Dataset items
* * *

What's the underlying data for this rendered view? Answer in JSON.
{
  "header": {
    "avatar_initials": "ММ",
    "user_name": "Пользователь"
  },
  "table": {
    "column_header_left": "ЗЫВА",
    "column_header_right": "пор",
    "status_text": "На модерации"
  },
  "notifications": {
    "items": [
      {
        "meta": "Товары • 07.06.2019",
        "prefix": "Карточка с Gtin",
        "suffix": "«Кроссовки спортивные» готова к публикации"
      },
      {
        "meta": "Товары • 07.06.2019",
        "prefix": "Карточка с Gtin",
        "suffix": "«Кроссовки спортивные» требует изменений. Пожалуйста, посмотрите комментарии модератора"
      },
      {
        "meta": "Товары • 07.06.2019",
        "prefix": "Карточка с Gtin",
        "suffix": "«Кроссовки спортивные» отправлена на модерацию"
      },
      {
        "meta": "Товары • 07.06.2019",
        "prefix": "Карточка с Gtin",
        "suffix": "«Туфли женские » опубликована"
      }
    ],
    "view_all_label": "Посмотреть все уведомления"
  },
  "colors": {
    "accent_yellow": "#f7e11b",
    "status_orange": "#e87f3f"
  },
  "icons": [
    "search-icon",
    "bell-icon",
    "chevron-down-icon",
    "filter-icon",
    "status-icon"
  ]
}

* * *

*THE REQUEST*
Please quote the records above exactly, without skipping a line.

*WORKED ANSWER*
What's the underlying data for this rendered view? Answer in JSON.
{
  "header": {
    "avatar_initials": "ММ",
    "user_name": "Пользователь"
  },
  "table": {
    "column_header_left": "ЗЫВА",
    "column_header_right": "пор",
    "status_text": "На модерации"
  },
  "notifications": {
    "items": [
      {
        "meta": "Товары • 07.06.2019",
        "prefix": "Карточка с Gtin",
        "suffix": "«Кроссовки спортивные» готова к публикации"
      },
      {
        "meta": "Товары • 07.06.2019",
        "prefix": "Карточка с Gtin",
        "suffix": "«Кроссовки спортивные» требует изменений. Пожалуйста, посмотрите комментарии модератора"
      },
      {
        "meta": "Товары • 07.06.2019",
        "prefix": "Карточка с Gtin",
        "suffix": "«Кроссовки спортивные» отправлена на модерацию"
      },
      {
        "meta": "Товары • 07.06.2019",
        "prefix": "Карточка с Gtin",
        "suffix": "«Туфли женские » опубликована"
      }
    ],
    "view_all_label": "Посмотреть все уведомления"
  },
  "colors": {
    "accent_yellow": "#f7e11b",
    "status_orange": "#e87f3f"
  },
  "icons": [
    "search-icon",
    "bell-icon",
    "chevron-down-icon",
    "filter-icon",
    "status-icon"
  ]
}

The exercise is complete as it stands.